» **TASK**
Return each line holding the string "JSON".

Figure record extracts
--- START ---

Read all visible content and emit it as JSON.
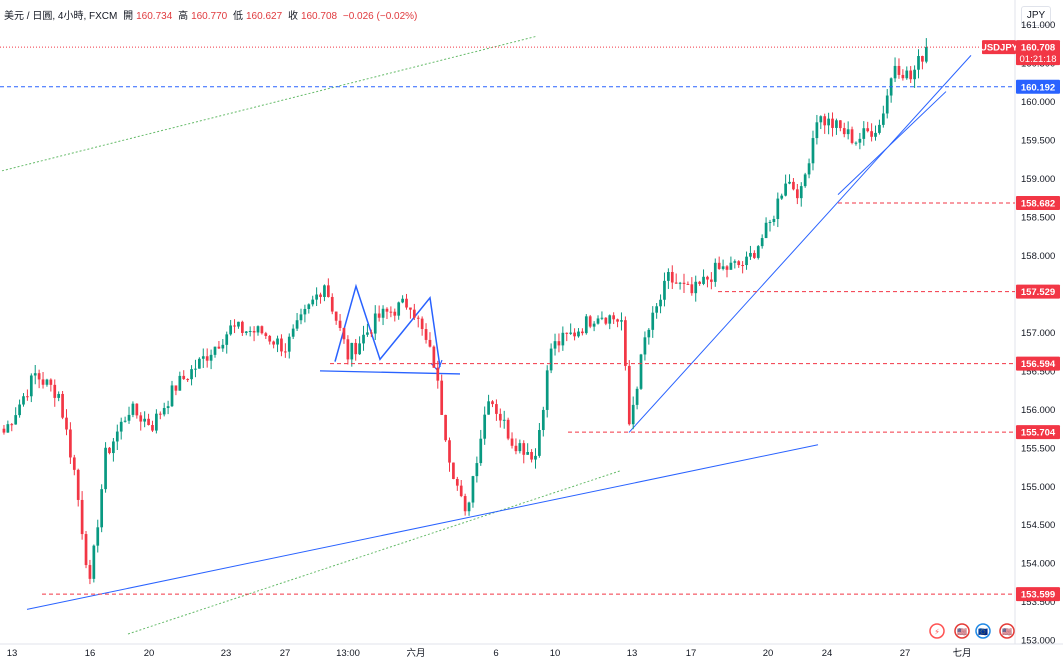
{
  "legend": {
    "symbol": "美元 / 日圓, 4小時, FXCM",
    "open_label": "開",
    "open": "160.734",
    "high_label": "高",
    "high": "160.770",
    "low_label": "低",
    "low": "160.627",
    "close_label": "收",
    "close": "160.708",
    "change": "−0.026 (−0.02%)"
  },
  "currency_button": "JPY",
  "chart_data": {
    "type": "candlestick",
    "title": "USDJPY",
    "ylim": [
      152.95,
      161.32
    ],
    "y_ticks": [
      "161.000",
      "160.500",
      "160.000",
      "159.500",
      "159.000",
      "158.500",
      "158.000",
      "157.500",
      "157.000",
      "156.500",
      "156.000",
      "155.500",
      "155.000",
      "154.500",
      "154.000",
      "153.500",
      "153.000"
    ],
    "x_ticks": [
      "13",
      "16",
      "20",
      "23",
      "27",
      "13:00",
      "六月",
      "6",
      "10",
      "13",
      "17",
      "20",
      "24",
      "27",
      "七月"
    ],
    "price_tag": {
      "symbol": "USDJPY",
      "value": "160.708",
      "countdown": "01:21:18",
      "price": 160.708
    },
    "levels": [
      {
        "label": "160.192",
        "price": 160.192,
        "color": "#2962ff"
      },
      {
        "label": "158.682",
        "price": 158.682,
        "color": "#f23645"
      },
      {
        "label": "157.529",
        "price": 157.529,
        "color": "#f23645"
      },
      {
        "label": "156.594",
        "price": 156.594,
        "color": "#f23645"
      },
      {
        "label": "155.704",
        "price": 155.704,
        "color": "#f23645"
      },
      {
        "label": "153.599",
        "price": 153.599,
        "color": "#f23645"
      }
    ],
    "series": [
      {
        "name": "USDJPY 4H close",
        "points": [
          {
            "bar": 0,
            "price": 155.7
          },
          {
            "bar": 8,
            "price": 156.45
          },
          {
            "bar": 14,
            "price": 156.2
          },
          {
            "bar": 18,
            "price": 155.2
          },
          {
            "bar": 22,
            "price": 153.7
          },
          {
            "bar": 26,
            "price": 155.4
          },
          {
            "bar": 32,
            "price": 156.0
          },
          {
            "bar": 38,
            "price": 155.8
          },
          {
            "bar": 44,
            "price": 156.3
          },
          {
            "bar": 50,
            "price": 156.6
          },
          {
            "bar": 58,
            "price": 157.05
          },
          {
            "bar": 66,
            "price": 157.0
          },
          {
            "bar": 72,
            "price": 156.8
          },
          {
            "bar": 82,
            "price": 157.65
          },
          {
            "bar": 88,
            "price": 156.7
          },
          {
            "bar": 96,
            "price": 157.2
          },
          {
            "bar": 104,
            "price": 157.4
          },
          {
            "bar": 110,
            "price": 156.6
          },
          {
            "bar": 114,
            "price": 155.4
          },
          {
            "bar": 118,
            "price": 154.6
          },
          {
            "bar": 124,
            "price": 156.2
          },
          {
            "bar": 130,
            "price": 155.6
          },
          {
            "bar": 136,
            "price": 155.4
          },
          {
            "bar": 140,
            "price": 156.8
          },
          {
            "bar": 146,
            "price": 157.0
          },
          {
            "bar": 152,
            "price": 157.25
          },
          {
            "bar": 158,
            "price": 157.15
          },
          {
            "bar": 160,
            "price": 155.8
          },
          {
            "bar": 164,
            "price": 156.9
          },
          {
            "bar": 170,
            "price": 157.7
          },
          {
            "bar": 176,
            "price": 157.5
          },
          {
            "bar": 182,
            "price": 157.8
          },
          {
            "bar": 190,
            "price": 157.9
          },
          {
            "bar": 196,
            "price": 158.4
          },
          {
            "bar": 200,
            "price": 159.0
          },
          {
            "bar": 204,
            "price": 158.8
          },
          {
            "bar": 208,
            "price": 159.8
          },
          {
            "bar": 212,
            "price": 159.7
          },
          {
            "bar": 218,
            "price": 159.5
          },
          {
            "bar": 224,
            "price": 159.7
          },
          {
            "bar": 228,
            "price": 160.5
          },
          {
            "bar": 232,
            "price": 160.3
          },
          {
            "bar": 236,
            "price": 160.708
          }
        ]
      }
    ]
  },
  "event_badges": [
    "⚡",
    "🇺🇸",
    "🇪🇺",
    "🇺🇸"
  ]
}
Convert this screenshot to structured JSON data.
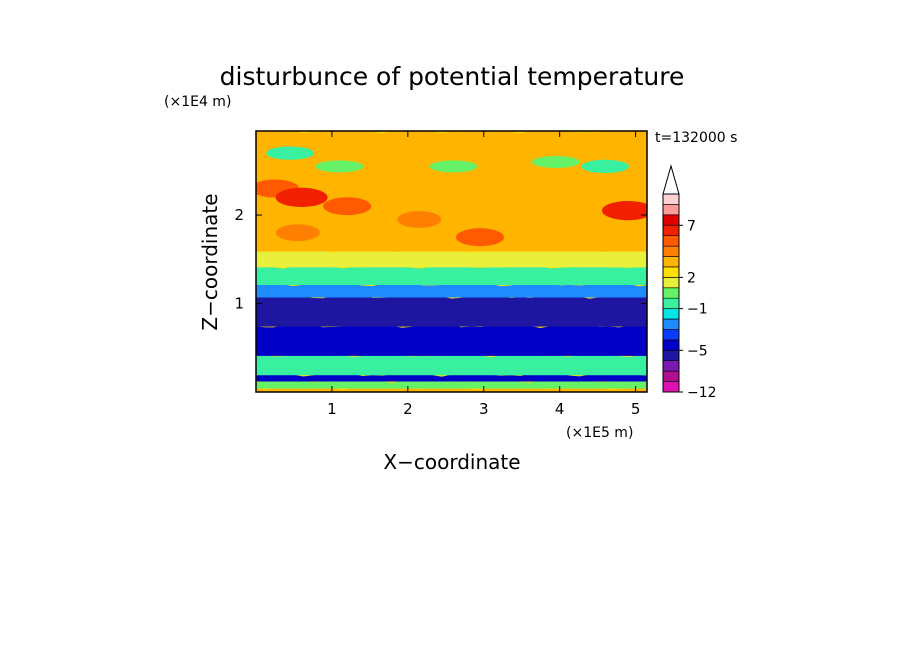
{
  "chart_data": {
    "type": "heatmap",
    "title": "disturbunce of potential temperature",
    "time_label": "t=132000 s",
    "xlabel": "X−coordinate",
    "ylabel": "Z−coordinate",
    "x_unit": "(×1E5 m)",
    "y_unit": "(×1E4 m)",
    "xlim": [
      0,
      5.15
    ],
    "ylim": [
      0,
      2.95
    ],
    "x_ticks": [
      "1",
      "2",
      "3",
      "4",
      "5"
    ],
    "y_ticks": [
      "1",
      "2"
    ],
    "colorbar": {
      "levels": [
        -12,
        -10,
        -8,
        -6,
        -5,
        -4,
        -3,
        -2,
        -1,
        0,
        1,
        2,
        3,
        4,
        5,
        6,
        7,
        8,
        9,
        10
      ],
      "labels": [
        "−12",
        "−5",
        "−1",
        "2",
        "7"
      ],
      "colors": [
        "#ff33cc",
        "#e010b0",
        "#b01090",
        "#7a1ab0",
        "#1e16a0",
        "#0000c8",
        "#0a3cff",
        "#1e8cff",
        "#00e6e6",
        "#38f0a0",
        "#66f266",
        "#e8f03c",
        "#ffe000",
        "#ffb400",
        "#ff8000",
        "#ff5a00",
        "#f02000",
        "#e00000",
        "#ff9a9a",
        "#ffd0d0",
        "#ffffff"
      ]
    },
    "bands": [
      {
        "z": [
          0.0,
          0.05
        ],
        "mean_level": 3
      },
      {
        "z": [
          0.05,
          0.13
        ],
        "mean_level": 0
      },
      {
        "z": [
          0.13,
          0.2
        ],
        "mean_level": -5
      },
      {
        "z": [
          0.2,
          0.42
        ],
        "mean_level": -1
      },
      {
        "z": [
          0.42,
          0.75
        ],
        "mean_level": -5
      },
      {
        "z": [
          0.75,
          1.08
        ],
        "mean_level": -6
      },
      {
        "z": [
          1.08,
          1.22
        ],
        "mean_level": -3
      },
      {
        "z": [
          1.22,
          1.42
        ],
        "mean_level": -1
      },
      {
        "z": [
          1.42,
          1.6
        ],
        "mean_level": 1
      },
      {
        "z": [
          1.6,
          2.95
        ],
        "mean_level": 3
      }
    ],
    "features": [
      {
        "x": 0.25,
        "z": 2.3,
        "level": 5
      },
      {
        "x": 0.6,
        "z": 2.2,
        "level": 6
      },
      {
        "x": 1.2,
        "z": 2.1,
        "level": 5
      },
      {
        "x": 2.95,
        "z": 1.75,
        "level": 5
      },
      {
        "x": 4.9,
        "z": 2.05,
        "level": 6
      },
      {
        "x": 0.55,
        "z": 1.8,
        "level": 4
      },
      {
        "x": 2.15,
        "z": 1.95,
        "level": 4
      },
      {
        "x": 0.45,
        "z": 2.7,
        "level": -1
      },
      {
        "x": 1.1,
        "z": 2.55,
        "level": 0
      },
      {
        "x": 2.6,
        "z": 2.55,
        "level": 0
      },
      {
        "x": 3.95,
        "z": 2.6,
        "level": 0
      },
      {
        "x": 4.6,
        "z": 2.55,
        "level": -1
      }
    ]
  }
}
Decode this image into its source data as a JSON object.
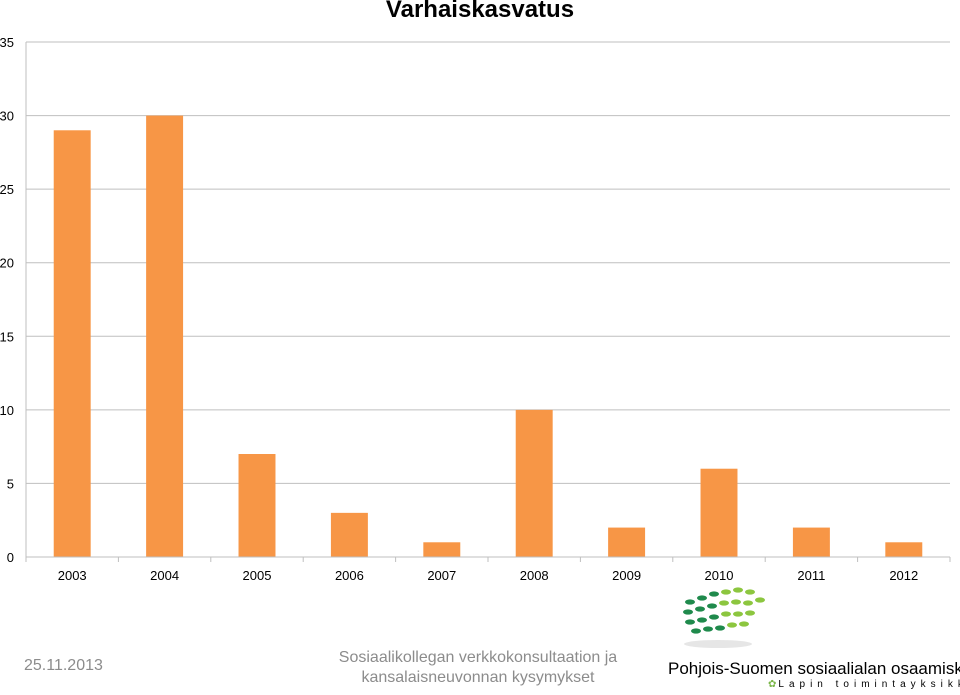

--- END ---

» **RESULT OF THE EXERCISE**
Read all visible content and emit it as JSON.
Convert this screenshot to structured JSON data.
Decode this image into its source data as a JSON object.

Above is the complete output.